## Records from a collection
==*==
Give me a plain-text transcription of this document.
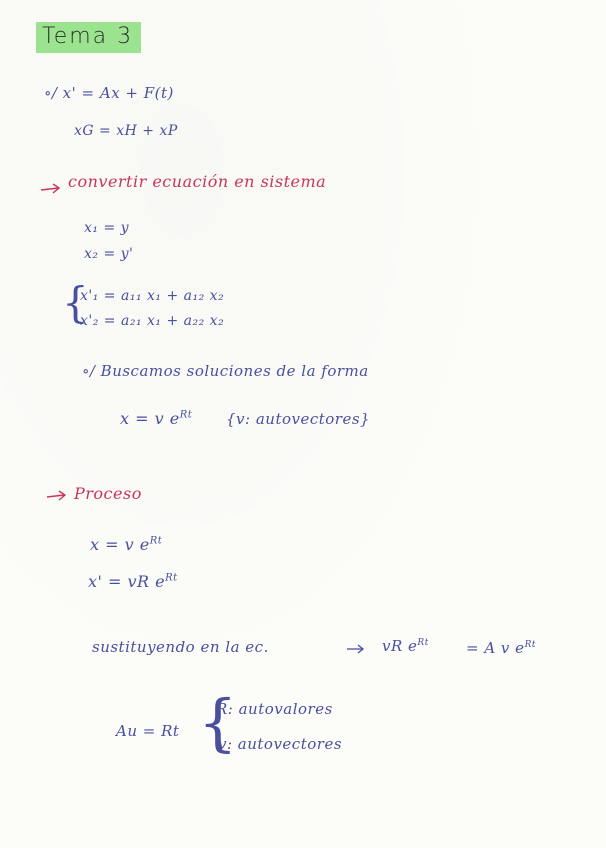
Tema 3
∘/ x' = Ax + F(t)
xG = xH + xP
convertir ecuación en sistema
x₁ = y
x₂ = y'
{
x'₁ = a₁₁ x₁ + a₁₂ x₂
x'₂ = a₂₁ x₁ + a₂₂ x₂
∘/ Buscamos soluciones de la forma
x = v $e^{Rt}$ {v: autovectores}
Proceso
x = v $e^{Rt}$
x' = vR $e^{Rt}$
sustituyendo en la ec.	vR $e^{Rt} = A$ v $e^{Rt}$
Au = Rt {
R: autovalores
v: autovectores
==*==
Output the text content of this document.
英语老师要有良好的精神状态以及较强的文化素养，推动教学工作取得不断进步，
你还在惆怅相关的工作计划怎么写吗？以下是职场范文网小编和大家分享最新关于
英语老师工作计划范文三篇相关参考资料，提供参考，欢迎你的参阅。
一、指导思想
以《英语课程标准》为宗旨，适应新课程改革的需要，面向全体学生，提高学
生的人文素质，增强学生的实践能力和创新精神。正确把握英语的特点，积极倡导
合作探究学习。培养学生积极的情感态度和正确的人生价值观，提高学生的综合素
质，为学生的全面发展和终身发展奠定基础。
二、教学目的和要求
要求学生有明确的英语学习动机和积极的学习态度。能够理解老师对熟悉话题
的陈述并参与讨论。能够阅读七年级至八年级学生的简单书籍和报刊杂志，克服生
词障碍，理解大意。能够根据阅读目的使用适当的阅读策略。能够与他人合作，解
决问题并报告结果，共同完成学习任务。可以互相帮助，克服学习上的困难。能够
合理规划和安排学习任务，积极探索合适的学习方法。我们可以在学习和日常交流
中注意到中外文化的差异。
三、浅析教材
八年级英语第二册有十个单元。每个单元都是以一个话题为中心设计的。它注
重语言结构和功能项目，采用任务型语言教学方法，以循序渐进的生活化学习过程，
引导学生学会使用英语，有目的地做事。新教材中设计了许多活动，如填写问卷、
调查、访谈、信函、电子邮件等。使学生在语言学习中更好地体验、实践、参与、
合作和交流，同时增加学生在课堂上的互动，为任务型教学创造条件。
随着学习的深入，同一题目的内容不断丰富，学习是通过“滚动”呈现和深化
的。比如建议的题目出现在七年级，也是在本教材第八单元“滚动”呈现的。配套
==*==
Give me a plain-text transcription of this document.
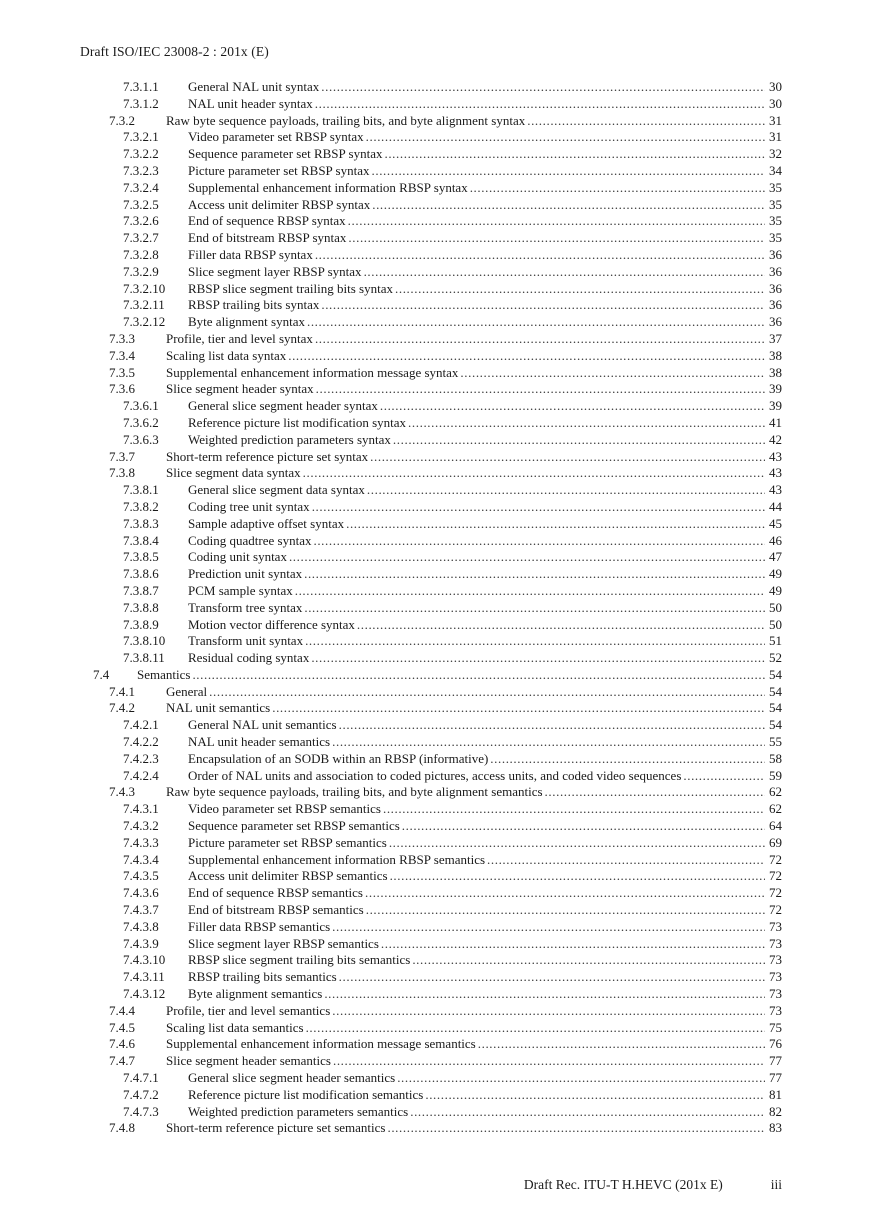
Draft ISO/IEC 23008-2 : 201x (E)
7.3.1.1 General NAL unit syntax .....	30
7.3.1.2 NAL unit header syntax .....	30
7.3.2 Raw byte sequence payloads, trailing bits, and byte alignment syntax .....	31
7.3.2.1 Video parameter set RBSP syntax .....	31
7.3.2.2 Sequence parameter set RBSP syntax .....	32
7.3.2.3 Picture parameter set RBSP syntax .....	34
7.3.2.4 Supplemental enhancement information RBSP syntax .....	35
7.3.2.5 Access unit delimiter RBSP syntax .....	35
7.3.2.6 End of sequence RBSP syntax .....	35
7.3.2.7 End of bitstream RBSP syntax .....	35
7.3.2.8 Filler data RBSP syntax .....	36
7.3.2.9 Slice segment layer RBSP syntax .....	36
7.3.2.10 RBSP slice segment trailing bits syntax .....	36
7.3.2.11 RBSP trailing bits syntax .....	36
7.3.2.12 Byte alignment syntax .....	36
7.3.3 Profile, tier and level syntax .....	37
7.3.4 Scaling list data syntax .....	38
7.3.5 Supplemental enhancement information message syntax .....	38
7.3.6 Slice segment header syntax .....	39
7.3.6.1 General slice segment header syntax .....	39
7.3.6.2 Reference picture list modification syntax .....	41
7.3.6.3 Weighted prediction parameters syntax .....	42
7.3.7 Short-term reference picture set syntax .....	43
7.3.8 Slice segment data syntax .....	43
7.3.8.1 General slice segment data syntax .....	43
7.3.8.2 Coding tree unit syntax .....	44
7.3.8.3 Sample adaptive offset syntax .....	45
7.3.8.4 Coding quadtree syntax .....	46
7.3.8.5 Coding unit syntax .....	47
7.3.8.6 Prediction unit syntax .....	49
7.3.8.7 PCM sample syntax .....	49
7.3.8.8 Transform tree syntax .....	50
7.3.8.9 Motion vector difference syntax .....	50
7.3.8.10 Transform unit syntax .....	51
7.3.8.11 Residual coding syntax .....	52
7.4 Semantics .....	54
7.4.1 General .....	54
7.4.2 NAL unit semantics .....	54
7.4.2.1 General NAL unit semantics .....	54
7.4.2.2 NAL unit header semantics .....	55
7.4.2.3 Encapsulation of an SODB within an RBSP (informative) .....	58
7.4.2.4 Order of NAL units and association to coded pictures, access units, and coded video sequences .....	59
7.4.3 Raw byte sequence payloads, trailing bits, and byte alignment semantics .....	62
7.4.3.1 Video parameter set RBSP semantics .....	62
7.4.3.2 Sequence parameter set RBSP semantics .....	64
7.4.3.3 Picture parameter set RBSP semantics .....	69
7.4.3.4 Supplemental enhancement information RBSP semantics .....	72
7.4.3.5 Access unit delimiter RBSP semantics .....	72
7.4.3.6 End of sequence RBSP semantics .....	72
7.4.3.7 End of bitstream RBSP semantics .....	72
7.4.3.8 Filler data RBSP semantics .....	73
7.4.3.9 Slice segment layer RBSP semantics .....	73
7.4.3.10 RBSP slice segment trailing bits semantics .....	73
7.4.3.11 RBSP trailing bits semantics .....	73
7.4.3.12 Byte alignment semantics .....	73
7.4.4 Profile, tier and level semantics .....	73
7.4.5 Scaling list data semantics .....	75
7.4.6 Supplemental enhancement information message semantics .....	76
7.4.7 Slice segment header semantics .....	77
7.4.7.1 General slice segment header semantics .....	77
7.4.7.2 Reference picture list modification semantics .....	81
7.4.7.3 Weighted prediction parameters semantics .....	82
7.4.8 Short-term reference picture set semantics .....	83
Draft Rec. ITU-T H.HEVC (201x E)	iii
==*==
## PROBLEM TO WORK ON
Copy each line that contains the word "information".

## TASK SOLUTION
7.3.2.4 Supplemental enhancement information RBSP syntax .....	35
7.3.5 Supplemental enhancement information message syntax .....	38
7.4.3.4 Supplemental enhancement information RBSP semantics .....	72
7.4.6 Supplemental enhancement information message semantics .....	76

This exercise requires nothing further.